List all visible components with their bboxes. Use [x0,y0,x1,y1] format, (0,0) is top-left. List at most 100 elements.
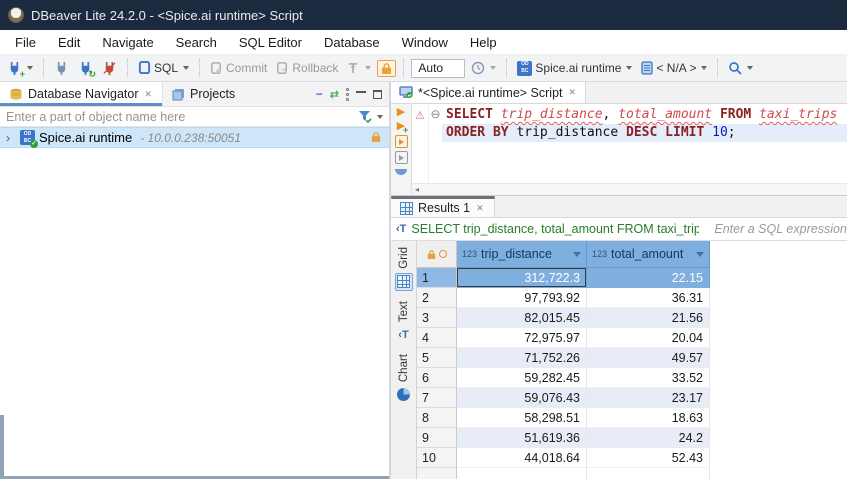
filter-funnel-icon[interactable] [358,110,372,123]
commit-mode-combo[interactable]: Auto [411,59,465,78]
tab-label: Projects [190,87,235,101]
grid-cell-total-amount[interactable]: 20.04 [587,328,710,348]
menu-database[interactable]: Database [313,30,391,54]
menu-help[interactable]: Help [459,30,508,54]
sash-handle[interactable] [391,196,495,199]
grid-cell-total-amount[interactable]: 24.2 [587,428,710,448]
autocommit-lock-button[interactable] [377,60,396,77]
code-line[interactable]: ORDER BY trip_distance DESC LIMIT 10; [442,124,847,142]
column-header-trip-distance[interactable]: 123 trip_distance [457,241,587,268]
collapse-block-icon[interactable]: ⊖ [430,107,440,121]
execute-new-tab-button[interactable]: ▶+ [397,121,405,132]
grid-cell-trip-distance[interactable]: 59,076.43 [457,388,587,408]
grid-cell-total-amount[interactable]: 18.63 [587,408,710,428]
active-connection-selector[interactable]: ODBC Spice.ai runtime [514,59,635,78]
active-database-selector[interactable]: < N/A > [638,59,710,77]
row-number-cell[interactable]: 8 [417,408,457,428]
transaction-log-button[interactable] [344,60,374,77]
maximize-view-icon[interactable] [373,90,382,99]
disconnect-button[interactable] [99,59,120,78]
link-with-editor-icon[interactable]: ⇄ [330,88,339,101]
execute-script-button[interactable] [395,135,408,148]
expand-chevron-icon[interactable]: › [6,131,16,145]
menu-file[interactable]: File [4,30,47,54]
row-number-cell[interactable]: 5 [417,348,457,368]
sort-dropdown-icon[interactable] [573,252,581,257]
menu-sql-editor[interactable]: SQL Editor [228,30,313,54]
grid-cell-total-amount[interactable]: 23.17 [587,388,710,408]
grid-cell-trip-distance[interactable]: 51,619.36 [457,428,587,448]
lock-icon [381,62,392,75]
text-icon: ‹T [398,329,408,341]
minimize-view-icon[interactable] [356,91,366,98]
lock-icon [427,249,436,260]
new-connection-button[interactable]: + [4,59,36,78]
tab-projects[interactable]: Projects [163,82,244,106]
column-header-total-amount[interactable]: 123 total_amount [587,241,710,268]
grid-cell-trip-distance[interactable]: 97,793.92 [457,288,587,308]
reconnect-button[interactable]: ↻ [75,59,96,78]
row-number-cell[interactable]: 9 [417,428,457,448]
execute-statement-button[interactable]: ▶ [397,107,405,118]
results-query-text: SELECT trip_distance, total_amount FROM … [411,222,699,236]
tab-grid-label[interactable]: Grid [398,247,410,269]
tab-sql-script[interactable]: *<Spice.ai runtime> Script ✕ [391,82,586,103]
connect-button[interactable] [51,59,72,78]
panel-icon[interactable] [395,169,407,175]
row-number-cell[interactable]: 7 [417,388,457,408]
menu-navigate[interactable]: Navigate [91,30,164,54]
commit-button[interactable]: Commit [207,59,270,77]
menu-edit[interactable]: Edit [47,30,91,54]
sort-dropdown-icon[interactable] [696,252,704,257]
row-number-cell[interactable]: 4 [417,328,457,348]
close-icon[interactable]: ✕ [143,89,153,100]
close-icon[interactable]: ✕ [568,87,578,98]
sql-editor-button[interactable]: SQL [135,59,192,77]
row-number-cell[interactable]: 3 [417,308,457,328]
table-row: 571,752.2649.57 [417,348,847,368]
row-number-cell[interactable]: 2 [417,288,457,308]
grid-cell-total-amount[interactable]: 22.15 [587,268,710,288]
grid-cell-trip-distance[interactable]: 312,722.3 [457,268,587,288]
grid-cell-trip-distance[interactable]: 59,282.45 [457,368,587,388]
tab-chart-label[interactable]: Chart [398,354,410,382]
rollback-button[interactable]: Rollback [273,59,341,77]
grid-corner-cell[interactable] [417,241,457,268]
tab-results-1[interactable]: Results 1 ✕ [391,199,495,217]
row-number-cell[interactable]: 1 [417,268,457,288]
explain-plan-button[interactable] [395,151,408,164]
transaction-history-button[interactable] [468,59,499,77]
grid-cell-trip-distance[interactable]: 58,298.51 [457,408,587,428]
tab-text-label[interactable]: Text [398,301,410,322]
editor-side-toolbar: ▶ ▶+ [391,104,412,195]
navigator-filter[interactable]: Enter a part of object name here [0,107,389,127]
search-button[interactable] [725,59,756,77]
tab-grid[interactable] [395,273,413,291]
editor-horizontal-scrollbar[interactable]: ◂ [412,183,847,195]
results-filter-bar[interactable]: ‹T SELECT trip_distance, total_amount FR… [391,218,847,241]
filter-dropdown-icon[interactable] [377,115,383,119]
collapse-all-icon[interactable]: − [316,87,323,101]
sql-code-area[interactable]: SELECT trip_distance, total_amount FROM … [442,104,847,195]
close-icon[interactable]: ✕ [475,203,485,214]
tab-text[interactable]: ‹T [395,326,413,344]
grid-cell-total-amount[interactable]: 52.43 [587,448,710,468]
grid-cell-total-amount[interactable]: 33.52 [587,368,710,388]
grid-cell-total-amount[interactable]: 36.31 [587,288,710,308]
row-number-cell[interactable]: 10 [417,448,457,468]
code-line[interactable]: SELECT trip_distance, total_amount FROM … [442,106,847,124]
grid-cell-trip-distance[interactable]: 44,018.64 [457,448,587,468]
grid-cell-total-amount[interactable]: 21.56 [587,308,710,328]
view-menu-icon[interactable] [346,88,349,101]
connection-tree-item[interactable]: › ODBC✓ Spice.ai runtime - 10.0.0.238:50… [0,127,389,148]
row-number-cell[interactable]: 6 [417,368,457,388]
grid-cell-trip-distance[interactable]: 71,752.26 [457,348,587,368]
tab-chart[interactable] [395,386,413,404]
grid-cell-total-amount[interactable]: 49.57 [587,348,710,368]
tab-database-navigator[interactable]: Database Navigator ✕ [0,82,163,106]
grid-cell-trip-distance[interactable]: 82,015.45 [457,308,587,328]
menu-search[interactable]: Search [165,30,228,54]
scroll-left-icon[interactable]: ◂ [415,185,419,194]
grid-cell-trip-distance[interactable]: 72,975.97 [457,328,587,348]
menu-window[interactable]: Window [391,30,459,54]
□ □ □ □
Copy every row, but switch each "grid-cell-trip-distance" to "grid-cell-distance" and change nothing else. Leave the pictures out.

WORKED SOLUTION:
List all visible components with their bboxes. Use [x0,y0,x1,y1] format, (0,0) is top-left. List at most 100 elements.
filter-funnel-icon[interactable] [358,110,372,123]
commit-mode-combo[interactable]: Auto [411,59,465,78]
tab-label: Projects [190,87,235,101]
grid-cell-total-amount[interactable]: 20.04 [587,328,710,348]
menu-database[interactable]: Database [313,30,391,54]
menu-help[interactable]: Help [459,30,508,54]
sash-handle[interactable] [391,196,495,199]
grid-cell-total-amount[interactable]: 24.2 [587,428,710,448]
autocommit-lock-button[interactable] [377,60,396,77]
code-line[interactable]: ORDER BY trip_distance DESC LIMIT 10; [442,124,847,142]
column-header-trip-distance[interactable]: 123 trip_distance [457,241,587,268]
collapse-block-icon[interactable]: ⊖ [430,107,440,121]
execute-new-tab-button[interactable]: ▶+ [397,121,405,132]
grid-cell-distance[interactable]: 59,076.43 [457,388,587,408]
grid-cell-total-amount[interactable]: 18.63 [587,408,710,428]
active-connection-selector[interactable]: ODBC Spice.ai runtime [514,59,635,78]
active-database-selector[interactable]: < N/A > [638,59,710,77]
row-number-cell[interactable]: 8 [417,408,457,428]
transaction-log-button[interactable] [344,60,374,77]
maximize-view-icon[interactable] [373,90,382,99]
disconnect-button[interactable] [99,59,120,78]
link-with-editor-icon[interactable]: ⇄ [330,88,339,101]
execute-script-button[interactable] [395,135,408,148]
expand-chevron-icon[interactable]: › [6,131,16,145]
menu-file[interactable]: File [4,30,47,54]
row-number-cell[interactable]: 5 [417,348,457,368]
sort-dropdown-icon[interactable] [573,252,581,257]
menu-sql-editor[interactable]: SQL Editor [228,30,313,54]
grid-cell-total-amount[interactable]: 23.17 [587,388,710,408]
grid-cell-distance[interactable]: 51,619.36 [457,428,587,448]
lock-icon [381,62,392,75]
text-icon: ‹T [398,329,408,341]
minimize-view-icon[interactable] [356,91,366,98]
lock-icon [427,249,436,260]
new-connection-button[interactable]: + [4,59,36,78]
tab-projects[interactable]: Projects [163,82,244,106]
column-header-total-amount[interactable]: 123 total_amount [587,241,710,268]
grid-cell-distance[interactable]: 97,793.92 [457,288,587,308]
reconnect-button[interactable]: ↻ [75,59,96,78]
row-number-cell[interactable]: 9 [417,428,457,448]
execute-statement-button[interactable]: ▶ [397,107,405,118]
results-query-text: SELECT trip_distance, total_amount FROM … [411,222,699,236]
tab-grid-label[interactable]: Grid [398,247,410,269]
tab-sql-script[interactable]: *<Spice.ai runtime> Script ✕ [391,82,586,103]
connect-button[interactable] [51,59,72,78]
panel-icon[interactable] [395,169,407,175]
row-number-cell[interactable]: 7 [417,388,457,408]
menu-navigate[interactable]: Navigate [91,30,164,54]
commit-button[interactable]: Commit [207,59,270,77]
menu-edit[interactable]: Edit [47,30,91,54]
sort-dropdown-icon[interactable] [696,252,704,257]
row-number-cell[interactable]: 4 [417,328,457,348]
close-icon[interactable]: ✕ [143,89,153,100]
close-icon[interactable]: ✕ [568,87,578,98]
sql-editor-button[interactable]: SQL [135,59,192,77]
row-number-cell[interactable]: 3 [417,308,457,328]
table-row: 571,752.2649.57 [417,348,847,368]
row-number-cell[interactable]: 2 [417,288,457,308]
grid-cell-total-amount[interactable]: 22.15 [587,268,710,288]
grid-cell-distance[interactable]: 312,722.3 [457,268,587,288]
grid-cell-distance[interactable]: 59,282.45 [457,368,587,388]
tab-chart-label[interactable]: Chart [398,354,410,382]
rollback-button[interactable]: Rollback [273,59,341,77]
grid-corner-cell[interactable] [417,241,457,268]
tab-results-1[interactable]: Results 1 ✕ [391,199,495,217]
row-number-cell[interactable]: 1 [417,268,457,288]
explain-plan-button[interactable] [395,151,408,164]
transaction-history-button[interactable] [468,59,499,77]
grid-cell-distance[interactable]: 58,298.51 [457,408,587,428]
tab-text-label[interactable]: Text [398,301,410,322]
editor-side-toolbar: ▶ ▶+ [391,104,412,195]
navigator-filter[interactable]: Enter a part of object name here [0,107,389,127]
search-button[interactable] [725,59,756,77]
tab-grid[interactable] [395,273,413,291]
editor-horizontal-scrollbar[interactable]: ◂ [412,183,847,195]
results-filter-bar[interactable]: ‹T SELECT trip_distance, total_amount FR… [391,218,847,241]
filter-dropdown-icon[interactable] [377,115,383,119]
collapse-all-icon[interactable]: − [316,87,323,101]
sql-code-area[interactable]: SELECT trip_distance, total_amount FROM … [442,104,847,195]
close-icon[interactable]: ✕ [475,203,485,214]
tab-text[interactable]: ‹T [395,326,413,344]
grid-cell-total-amount[interactable]: 52.43 [587,448,710,468]
grid-cell-total-amount[interactable]: 33.52 [587,368,710,388]
grid-cell-total-amount[interactable]: 36.31 [587,288,710,308]
row-number-cell[interactable]: 10 [417,448,457,468]
code-line[interactable]: SELECT trip_distance, total_amount FROM … [442,106,847,124]
grid-cell-distance[interactable]: 44,018.64 [457,448,587,468]
grid-cell-total-amount[interactable]: 21.56 [587,308,710,328]
view-menu-icon[interactable] [346,88,349,101]
connection-tree-item[interactable]: › ODBC✓ Spice.ai runtime - 10.0.0.238:50… [0,127,389,148]
row-number-cell[interactable]: 6 [417,368,457,388]
grid-cell-distance[interactable]: 71,752.26 [457,348,587,368]
tab-chart[interactable] [395,386,413,404]
grid-cell-total-amount[interactable]: 49.57 [587,348,710,368]
tab-database-navigator[interactable]: Database Navigator ✕ [0,82,163,106]
grid-cell-distance[interactable]: 82,015.45 [457,308,587,328]
menu-search[interactable]: Search [165,30,228,54]
scroll-left-icon[interactable]: ◂ [415,185,419,194]
grid-cell-distance[interactable]: 72,975.97 [457,328,587,348]
menu-window[interactable]: Window [391,30,459,54]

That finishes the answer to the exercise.